## Goal of the exercise
From the passage on the Firefox Extended Support Release, extract everything from "It's not clear" down to "their corporate machines.", copying it word for word.

## Text extract

○ ○ ○ ○ ○

It's not clear which builds will fall onto Mozilla's safety net, however, so IT departments are more or less left to bet on running the right versions on their corporate machines.

Announced on Tuesday, the Firefox Extended Support Release (ESR) will maintain builds of desktop Firefox for a period of 54 weeks, covering nine full releases of Mozilla's browser, the non-profit said.

Each ESR will be updated with point releases that will be limited to what Mozilla called "high-risk/impact security vulnerabilities" - those risks considered "critical" and "high". Functional enhancements and stability fixes in new point releases won't be back ported.

Once the 54 weeks is up, that's it according to Mozilla:

When an ESR reaches end-of-life, no further point releases or chemspill updates will be offered for that ESR, and an update to the latest supported version of the ESR (or Desktop Firefox, if the ESR for that platform is discontinued) will be offered to users of the end-of-lifed version.

○ ○ ○ ○ ○

Records:

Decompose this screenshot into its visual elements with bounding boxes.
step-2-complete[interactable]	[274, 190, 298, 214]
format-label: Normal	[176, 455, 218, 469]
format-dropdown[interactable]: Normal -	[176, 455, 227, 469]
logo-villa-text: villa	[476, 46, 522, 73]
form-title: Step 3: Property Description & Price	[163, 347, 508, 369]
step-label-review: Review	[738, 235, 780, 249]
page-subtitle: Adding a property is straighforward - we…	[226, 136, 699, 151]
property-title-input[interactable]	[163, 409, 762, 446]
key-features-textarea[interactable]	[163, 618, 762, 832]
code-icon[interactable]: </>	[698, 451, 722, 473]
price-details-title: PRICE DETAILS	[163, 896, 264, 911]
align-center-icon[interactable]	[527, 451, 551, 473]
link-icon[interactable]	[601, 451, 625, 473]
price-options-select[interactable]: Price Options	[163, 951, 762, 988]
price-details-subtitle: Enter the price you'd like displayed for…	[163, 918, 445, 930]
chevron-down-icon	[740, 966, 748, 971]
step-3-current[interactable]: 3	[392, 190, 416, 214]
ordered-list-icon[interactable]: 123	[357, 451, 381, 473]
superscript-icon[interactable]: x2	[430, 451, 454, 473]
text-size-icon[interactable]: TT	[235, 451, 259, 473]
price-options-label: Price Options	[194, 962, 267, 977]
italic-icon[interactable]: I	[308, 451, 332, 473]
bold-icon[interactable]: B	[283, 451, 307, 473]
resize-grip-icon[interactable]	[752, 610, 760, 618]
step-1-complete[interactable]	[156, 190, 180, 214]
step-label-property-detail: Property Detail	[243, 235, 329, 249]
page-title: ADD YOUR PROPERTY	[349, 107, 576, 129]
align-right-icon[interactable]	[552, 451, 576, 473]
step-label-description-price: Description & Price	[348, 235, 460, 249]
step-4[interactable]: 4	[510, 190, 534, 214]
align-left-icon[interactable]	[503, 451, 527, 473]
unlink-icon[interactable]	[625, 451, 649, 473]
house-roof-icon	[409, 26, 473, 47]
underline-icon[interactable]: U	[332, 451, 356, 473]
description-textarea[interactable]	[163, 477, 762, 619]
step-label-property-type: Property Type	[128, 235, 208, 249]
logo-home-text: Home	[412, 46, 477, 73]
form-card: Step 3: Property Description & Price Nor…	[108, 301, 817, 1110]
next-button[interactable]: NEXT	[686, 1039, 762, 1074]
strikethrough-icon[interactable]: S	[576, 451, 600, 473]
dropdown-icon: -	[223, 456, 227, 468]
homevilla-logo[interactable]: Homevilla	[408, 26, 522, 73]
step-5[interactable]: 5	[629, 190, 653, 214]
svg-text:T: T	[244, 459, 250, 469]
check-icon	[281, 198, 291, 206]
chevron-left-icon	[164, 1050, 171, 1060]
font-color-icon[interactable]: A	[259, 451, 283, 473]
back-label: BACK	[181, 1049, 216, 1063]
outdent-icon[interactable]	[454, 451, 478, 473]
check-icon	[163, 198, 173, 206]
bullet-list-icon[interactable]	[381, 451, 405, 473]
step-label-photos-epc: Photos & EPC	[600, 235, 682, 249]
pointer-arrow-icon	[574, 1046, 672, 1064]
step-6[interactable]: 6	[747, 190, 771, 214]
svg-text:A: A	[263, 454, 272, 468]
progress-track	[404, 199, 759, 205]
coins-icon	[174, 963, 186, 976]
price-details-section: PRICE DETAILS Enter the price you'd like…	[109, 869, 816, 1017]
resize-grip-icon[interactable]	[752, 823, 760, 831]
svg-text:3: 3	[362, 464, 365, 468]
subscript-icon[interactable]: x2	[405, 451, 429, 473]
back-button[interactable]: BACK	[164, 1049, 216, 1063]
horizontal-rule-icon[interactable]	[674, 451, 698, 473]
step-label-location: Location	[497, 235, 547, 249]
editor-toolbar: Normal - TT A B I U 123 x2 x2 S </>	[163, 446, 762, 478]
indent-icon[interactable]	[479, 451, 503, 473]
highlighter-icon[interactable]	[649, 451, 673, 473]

○ ○ ○ ○ ○

## Task output
It's not clear which builds will fall onto Mozilla's safety net, however, so IT departments are more or less left to bet on running the right versions on their corporate machines.